_YOUR OBJECTIVE_.
Reproduce the data that follows in its entirety, character for character.

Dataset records
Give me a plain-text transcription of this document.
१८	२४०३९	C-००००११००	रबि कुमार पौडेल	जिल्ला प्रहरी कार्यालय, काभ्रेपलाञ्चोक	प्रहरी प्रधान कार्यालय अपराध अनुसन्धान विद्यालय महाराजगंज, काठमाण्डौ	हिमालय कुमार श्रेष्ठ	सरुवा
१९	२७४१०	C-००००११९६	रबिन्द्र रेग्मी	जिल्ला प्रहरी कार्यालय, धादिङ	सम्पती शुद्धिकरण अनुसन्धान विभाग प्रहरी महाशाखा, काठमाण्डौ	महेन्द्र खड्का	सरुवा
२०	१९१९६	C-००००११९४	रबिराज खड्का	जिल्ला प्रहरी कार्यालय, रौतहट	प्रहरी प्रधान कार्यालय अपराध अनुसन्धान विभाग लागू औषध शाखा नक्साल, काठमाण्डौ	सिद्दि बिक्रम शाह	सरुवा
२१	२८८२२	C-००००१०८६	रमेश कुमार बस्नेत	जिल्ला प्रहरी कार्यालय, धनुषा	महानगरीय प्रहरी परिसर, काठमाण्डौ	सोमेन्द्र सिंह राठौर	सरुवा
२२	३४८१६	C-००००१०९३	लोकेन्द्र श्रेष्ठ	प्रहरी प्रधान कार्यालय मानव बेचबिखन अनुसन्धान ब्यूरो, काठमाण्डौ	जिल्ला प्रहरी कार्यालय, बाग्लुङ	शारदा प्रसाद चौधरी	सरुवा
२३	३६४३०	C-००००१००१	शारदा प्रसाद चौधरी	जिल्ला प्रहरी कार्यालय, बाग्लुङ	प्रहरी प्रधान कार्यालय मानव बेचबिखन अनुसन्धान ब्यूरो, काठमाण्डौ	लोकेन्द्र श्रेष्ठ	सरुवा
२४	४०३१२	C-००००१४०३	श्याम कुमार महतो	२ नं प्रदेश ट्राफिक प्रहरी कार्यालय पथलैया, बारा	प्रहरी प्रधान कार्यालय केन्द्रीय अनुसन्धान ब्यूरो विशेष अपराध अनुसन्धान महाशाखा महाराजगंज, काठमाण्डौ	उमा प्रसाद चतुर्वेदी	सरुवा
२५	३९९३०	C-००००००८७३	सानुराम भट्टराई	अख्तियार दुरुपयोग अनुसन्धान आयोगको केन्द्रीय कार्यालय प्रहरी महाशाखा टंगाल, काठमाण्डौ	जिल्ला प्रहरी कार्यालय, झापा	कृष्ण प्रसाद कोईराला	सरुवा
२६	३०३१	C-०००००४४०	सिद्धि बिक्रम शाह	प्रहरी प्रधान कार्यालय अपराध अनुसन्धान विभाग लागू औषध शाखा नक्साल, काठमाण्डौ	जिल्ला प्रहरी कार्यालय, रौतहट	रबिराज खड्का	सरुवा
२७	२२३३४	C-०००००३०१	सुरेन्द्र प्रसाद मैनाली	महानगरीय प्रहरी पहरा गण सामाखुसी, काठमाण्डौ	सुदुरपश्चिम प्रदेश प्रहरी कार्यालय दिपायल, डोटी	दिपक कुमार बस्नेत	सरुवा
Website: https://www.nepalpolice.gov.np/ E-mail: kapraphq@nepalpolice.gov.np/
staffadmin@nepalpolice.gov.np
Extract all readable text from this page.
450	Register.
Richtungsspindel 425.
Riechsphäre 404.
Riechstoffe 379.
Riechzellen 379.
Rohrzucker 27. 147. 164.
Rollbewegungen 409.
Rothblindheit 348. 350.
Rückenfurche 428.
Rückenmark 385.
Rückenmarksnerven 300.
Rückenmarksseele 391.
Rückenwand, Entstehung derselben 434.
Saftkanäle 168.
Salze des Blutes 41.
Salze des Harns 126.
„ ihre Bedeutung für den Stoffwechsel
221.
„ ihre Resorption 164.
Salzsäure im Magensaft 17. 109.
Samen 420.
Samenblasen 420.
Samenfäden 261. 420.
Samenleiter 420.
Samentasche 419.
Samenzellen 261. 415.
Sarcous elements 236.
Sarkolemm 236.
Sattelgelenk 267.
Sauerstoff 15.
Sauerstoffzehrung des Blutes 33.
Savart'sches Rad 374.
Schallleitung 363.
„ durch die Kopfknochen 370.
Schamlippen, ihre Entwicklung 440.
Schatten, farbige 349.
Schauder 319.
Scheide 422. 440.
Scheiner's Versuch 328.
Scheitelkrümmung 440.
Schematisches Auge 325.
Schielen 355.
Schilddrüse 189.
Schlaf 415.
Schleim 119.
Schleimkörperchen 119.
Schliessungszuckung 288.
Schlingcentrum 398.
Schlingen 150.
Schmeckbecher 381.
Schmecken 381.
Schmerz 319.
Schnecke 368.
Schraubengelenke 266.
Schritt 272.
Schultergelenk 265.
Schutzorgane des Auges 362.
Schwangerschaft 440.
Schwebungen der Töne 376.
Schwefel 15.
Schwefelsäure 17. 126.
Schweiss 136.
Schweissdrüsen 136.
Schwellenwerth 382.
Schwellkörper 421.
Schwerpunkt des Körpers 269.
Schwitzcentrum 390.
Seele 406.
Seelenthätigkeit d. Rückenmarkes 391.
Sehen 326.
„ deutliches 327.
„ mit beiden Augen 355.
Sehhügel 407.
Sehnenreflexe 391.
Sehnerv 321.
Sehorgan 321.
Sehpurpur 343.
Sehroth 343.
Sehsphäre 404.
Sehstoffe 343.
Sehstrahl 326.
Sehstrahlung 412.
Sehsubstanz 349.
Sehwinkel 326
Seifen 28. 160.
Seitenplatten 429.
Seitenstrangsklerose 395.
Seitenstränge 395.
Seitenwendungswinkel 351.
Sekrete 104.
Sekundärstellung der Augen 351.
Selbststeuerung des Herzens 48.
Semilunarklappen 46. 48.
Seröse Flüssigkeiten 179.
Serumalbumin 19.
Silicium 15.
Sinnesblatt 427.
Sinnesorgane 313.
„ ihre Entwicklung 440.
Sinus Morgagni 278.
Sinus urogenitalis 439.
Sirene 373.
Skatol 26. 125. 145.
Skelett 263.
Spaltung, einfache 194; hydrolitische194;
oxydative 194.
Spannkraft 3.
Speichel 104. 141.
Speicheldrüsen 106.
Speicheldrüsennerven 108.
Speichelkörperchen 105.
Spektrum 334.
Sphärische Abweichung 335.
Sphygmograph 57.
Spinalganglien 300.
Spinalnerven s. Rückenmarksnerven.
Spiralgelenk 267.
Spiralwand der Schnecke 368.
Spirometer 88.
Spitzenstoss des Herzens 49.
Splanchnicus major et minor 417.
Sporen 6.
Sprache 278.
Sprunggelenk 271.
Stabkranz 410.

_FULL ANSWER_.
Give me a plain-text transcription of this document.
१८	२४०३९	C-००००११००	रबि कुमार पौडेल	जिल्ला प्रहरी कार्यालय, काभ्रेपलाञ्चोक	प्रहरी प्रधान कार्यालय अपराध अनुसन्धान विद्यालय महाराजगंज, काठमाण्डौ	हिमालय कुमार श्रेष्ठ	सरुवा
१९	२७४१०	C-००००११९६	रबिन्द्र रेग्मी	जिल्ला प्रहरी कार्यालय, धादिङ	सम्पती शुद्धिकरण अनुसन्धान विभाग प्रहरी महाशाखा, काठमाण्डौ	महेन्द्र खड्का	सरुवा
२०	१९१९६	C-००००११९४	रबिराज खड्का	जिल्ला प्रहरी कार्यालय, रौतहट	प्रहरी प्रधान कार्यालय अपराध अनुसन्धान विभाग लागू औषध शाखा नक्साल, काठमाण्डौ	सिद्दि बिक्रम शाह	सरुवा
२१	२८८२२	C-००००१०८६	रमेश कुमार बस्नेत	जिल्ला प्रहरी कार्यालय, धनुषा	महानगरीय प्रहरी परिसर, काठमाण्डौ	सोमेन्द्र सिंह राठौर	सरुवा
२२	३४८१६	C-००००१०९३	लोकेन्द्र श्रेष्ठ	प्रहरी प्रधान कार्यालय मानव बेचबिखन अनुसन्धान ब्यूरो, काठमाण्डौ	जिल्ला प्रहरी कार्यालय, बाग्लुङ	शारदा प्रसाद चौधरी	सरुवा
२३	३६४३०	C-००००१००१	शारदा प्रसाद चौधरी	जिल्ला प्रहरी कार्यालय, बाग्लुङ	प्रहरी प्रधान कार्यालय मानव बेचबिखन अनुसन्धान ब्यूरो, काठमाण्डौ	लोकेन्द्र श्रेष्ठ	सरुवा
२४	४०३१२	C-००००१४०३	श्याम कुमार महतो	२ नं प्रदेश ट्राफिक प्रहरी कार्यालय पथलैया, बारा	प्रहरी प्रधान कार्यालय केन्द्रीय अनुसन्धान ब्यूरो विशेष अपराध अनुसन्धान महाशाखा महाराजगंज, काठमाण्डौ	उमा प्रसाद चतुर्वेदी	सरुवा
२५	३९९३०	C-००००००८७३	सानुराम भट्टराई	अख्तियार दुरुपयोग अनुसन्धान आयोगको केन्द्रीय कार्यालय प्रहरी महाशाखा टंगाल, काठमाण्डौ	जिल्ला प्रहरी कार्यालय, झापा	कृष्ण प्रसाद कोईराला	सरुवा
२६	३०३१	C-०००००४४०	सिद्धि बिक्रम शाह	प्रहरी प्रधान कार्यालय अपराध अनुसन्धान विभाग लागू औषध शाखा नक्साल, काठमाण्डौ	जिल्ला प्रहरी कार्यालय, रौतहट	रबिराज खड्का	सरुवा
२७	२२३३४	C-०००००३०१	सुरेन्द्र प्रसाद मैनाली	महानगरीय प्रहरी पहरा गण सामाखुसी, काठमाण्डौ	सुदुरपश्चिम प्रदेश प्रहरी कार्यालय दिपायल, डोटी	दिपक कुमार बस्नेत	सरुवा
Website: https://www.nepalpolice.gov.np/ E-mail: kapraphq@nepalpolice.gov.np/
staffadmin@nepalpolice.gov.np
Extract all readable text from this page.
450	Register.
Richtungsspindel 425.
Riechsphäre 404.
Riechstoffe 379.
Riechzellen 379.
Rohrzucker 27. 147. 164.
Rollbewegungen 409.
Rothblindheit 348. 350.
Rückenfurche 428.
Rückenmark 385.
Rückenmarksnerven 300.
Rückenmarksseele 391.
Rückenwand, Entstehung derselben 434.
Saftkanäle 168.
Salze des Blutes 41.
Salze des Harns 126.
„ ihre Bedeutung für den Stoffwechsel
221.
„ ihre Resorption 164.
Salzsäure im Magensaft 17. 109.
Samen 420.
Samenblasen 420.
Samenfäden 261. 420.
Samenleiter 420.
Samentasche 419.
Samenzellen 261. 415.
Sarcous elements 236.
Sarkolemm 236.
Sattelgelenk 267.
Sauerstoff 15.
Sauerstoffzehrung des Blutes 33.
Savart'sches Rad 374.
Schallleitung 363.
„ durch die Kopfknochen 370.
Schamlippen, ihre Entwicklung 440.
Schatten, farbige 349.
Schauder 319.
Scheide 422. 440.
Scheiner's Versuch 328.
Scheitelkrümmung 440.
Schematisches Auge 325.
Schielen 355.
Schilddrüse 189.
Schlaf 415.
Schleim 119.
Schleimkörperchen 119.
Schliessungszuckung 288.
Schlingcentrum 398.
Schlingen 150.
Schmeckbecher 381.
Schmecken 381.
Schmerz 319.
Schnecke 368.
Schraubengelenke 266.
Schritt 272.
Schultergelenk 265.
Schutzorgane des Auges 362.
Schwangerschaft 440.
Schwebungen der Töne 376.
Schwefel 15.
Schwefelsäure 17. 126.
Schweiss 136.
Schweissdrüsen 136.
Schwellenwerth 382.
Schwellkörper 421.
Schwerpunkt des Körpers 269.
Schwitzcentrum 390.
Seele 406.
Seelenthätigkeit d. Rückenmarkes 391.
Sehen 326.
„ deutliches 327.
„ mit beiden Augen 355.
Sehhügel 407.
Sehnenreflexe 391.
Sehnerv 321.
Sehorgan 321.
Sehpurpur 343.
Sehroth 343.
Sehsphäre 404.
Sehstoffe 343.
Sehstrahl 326.
Sehstrahlung 412.
Sehsubstanz 349.
Sehwinkel 326
Seifen 28. 160.
Seitenplatten 429.
Seitenstrangsklerose 395.
Seitenstränge 395.
Seitenwendungswinkel 351.
Sekrete 104.
Sekundärstellung der Augen 351.
Selbststeuerung des Herzens 48.
Semilunarklappen 46. 48.
Seröse Flüssigkeiten 179.
Serumalbumin 19.
Silicium 15.
Sinnesblatt 427.
Sinnesorgane 313.
„ ihre Entwicklung 440.
Sinus Morgagni 278.
Sinus urogenitalis 439.
Sirene 373.
Skatol 26. 125. 145.
Skelett 263.
Spaltung, einfache 194; hydrolitische194;
oxydative 194.
Spannkraft 3.
Speichel 104. 141.
Speicheldrüsen 106.
Speicheldrüsennerven 108.
Speichelkörperchen 105.
Spektrum 334.
Sphärische Abweichung 335.
Sphygmograph 57.
Spinalganglien 300.
Spinalnerven s. Rückenmarksnerven.
Spiralgelenk 267.
Spiralwand der Schnecke 368.
Spirometer 88.
Spitzenstoss des Herzens 49.
Splanchnicus major et minor 417.
Sporen 6.
Sprache 278.
Sprunggelenk 271.
Stabkranz 410.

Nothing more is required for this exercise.